-- Exercise prompt --
Copy everything in the listing below word for word, apart from any images.

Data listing
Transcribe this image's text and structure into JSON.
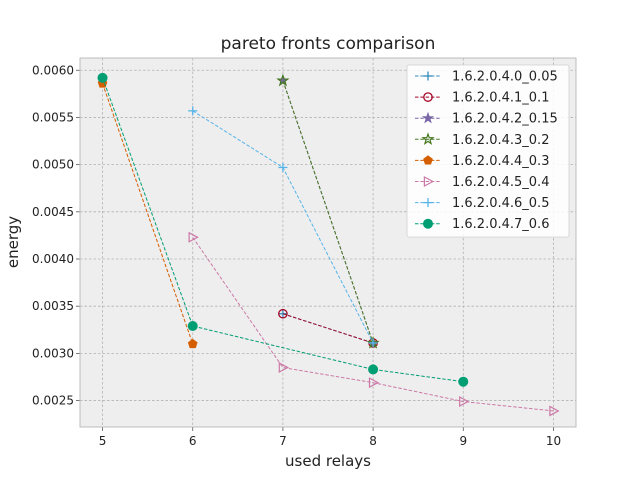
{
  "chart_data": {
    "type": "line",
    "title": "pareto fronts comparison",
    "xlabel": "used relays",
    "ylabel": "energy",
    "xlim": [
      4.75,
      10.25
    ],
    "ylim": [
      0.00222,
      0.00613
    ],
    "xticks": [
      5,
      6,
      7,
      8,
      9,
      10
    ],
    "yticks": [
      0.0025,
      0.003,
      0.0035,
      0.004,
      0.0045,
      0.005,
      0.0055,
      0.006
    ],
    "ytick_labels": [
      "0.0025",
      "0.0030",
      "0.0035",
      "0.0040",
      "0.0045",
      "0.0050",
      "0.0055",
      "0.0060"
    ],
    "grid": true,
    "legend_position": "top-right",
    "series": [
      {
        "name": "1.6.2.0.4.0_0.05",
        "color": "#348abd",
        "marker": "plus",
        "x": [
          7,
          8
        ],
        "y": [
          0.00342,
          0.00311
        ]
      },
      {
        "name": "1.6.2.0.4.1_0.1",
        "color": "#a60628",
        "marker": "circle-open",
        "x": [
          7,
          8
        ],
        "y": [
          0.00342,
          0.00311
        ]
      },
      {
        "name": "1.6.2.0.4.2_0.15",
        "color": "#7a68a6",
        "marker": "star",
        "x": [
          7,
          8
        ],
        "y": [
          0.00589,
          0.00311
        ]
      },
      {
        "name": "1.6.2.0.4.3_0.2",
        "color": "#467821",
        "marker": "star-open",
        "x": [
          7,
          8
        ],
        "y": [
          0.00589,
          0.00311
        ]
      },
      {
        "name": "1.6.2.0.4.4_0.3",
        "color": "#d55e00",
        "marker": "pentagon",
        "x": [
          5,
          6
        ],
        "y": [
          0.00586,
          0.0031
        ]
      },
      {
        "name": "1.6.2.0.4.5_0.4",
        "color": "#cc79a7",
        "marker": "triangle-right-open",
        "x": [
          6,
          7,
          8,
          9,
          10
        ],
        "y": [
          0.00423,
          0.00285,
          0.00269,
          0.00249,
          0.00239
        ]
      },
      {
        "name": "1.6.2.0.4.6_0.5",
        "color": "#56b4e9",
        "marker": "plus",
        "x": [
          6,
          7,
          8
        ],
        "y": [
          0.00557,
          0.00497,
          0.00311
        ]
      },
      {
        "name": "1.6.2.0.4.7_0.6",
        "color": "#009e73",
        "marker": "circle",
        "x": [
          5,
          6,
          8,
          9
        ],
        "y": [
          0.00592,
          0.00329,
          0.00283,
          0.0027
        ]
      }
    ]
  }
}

-- Solution to the problem --
Transcribe this image's text and structure into JSON.
{
  "chart_data": {
    "type": "line",
    "title": "pareto fronts comparison",
    "xlabel": "used relays",
    "ylabel": "energy",
    "xlim": [
      4.75,
      10.25
    ],
    "ylim": [
      0.00222,
      0.00613
    ],
    "xticks": [
      5,
      6,
      7,
      8,
      9,
      10
    ],
    "yticks": [
      0.0025,
      0.003,
      0.0035,
      0.004,
      0.0045,
      0.005,
      0.0055,
      0.006
    ],
    "ytick_labels": [
      "0.0025",
      "0.0030",
      "0.0035",
      "0.0040",
      "0.0045",
      "0.0050",
      "0.0055",
      "0.0060"
    ],
    "grid": true,
    "legend_position": "top-right",
    "series": [
      {
        "name": "1.6.2.0.4.0_0.05",
        "color": "#348abd",
        "marker": "plus",
        "x": [
          7,
          8
        ],
        "y": [
          0.00342,
          0.00311
        ]
      },
      {
        "name": "1.6.2.0.4.1_0.1",
        "color": "#a60628",
        "marker": "circle-open",
        "x": [
          7,
          8
        ],
        "y": [
          0.00342,
          0.00311
        ]
      },
      {
        "name": "1.6.2.0.4.2_0.15",
        "color": "#7a68a6",
        "marker": "star",
        "x": [
          7,
          8
        ],
        "y": [
          0.00589,
          0.00311
        ]
      },
      {
        "name": "1.6.2.0.4.3_0.2",
        "color": "#467821",
        "marker": "star-open",
        "x": [
          7,
          8
        ],
        "y": [
          0.00589,
          0.00311
        ]
      },
      {
        "name": "1.6.2.0.4.4_0.3",
        "color": "#d55e00",
        "marker": "pentagon",
        "x": [
          5,
          6
        ],
        "y": [
          0.00586,
          0.0031
        ]
      },
      {
        "name": "1.6.2.0.4.5_0.4",
        "color": "#cc79a7",
        "marker": "triangle-right-open",
        "x": [
          6,
          7,
          8,
          9,
          10
        ],
        "y": [
          0.00423,
          0.00285,
          0.00269,
          0.00249,
          0.00239
        ]
      },
      {
        "name": "1.6.2.0.4.6_0.5",
        "color": "#56b4e9",
        "marker": "plus",
        "x": [
          6,
          7,
          8
        ],
        "y": [
          0.00557,
          0.00497,
          0.00311
        ]
      },
      {
        "name": "1.6.2.0.4.7_0.6",
        "color": "#009e73",
        "marker": "circle",
        "x": [
          5,
          6,
          8,
          9
        ],
        "y": [
          0.00592,
          0.00329,
          0.00283,
          0.0027
        ]
      }
    ]
  }
}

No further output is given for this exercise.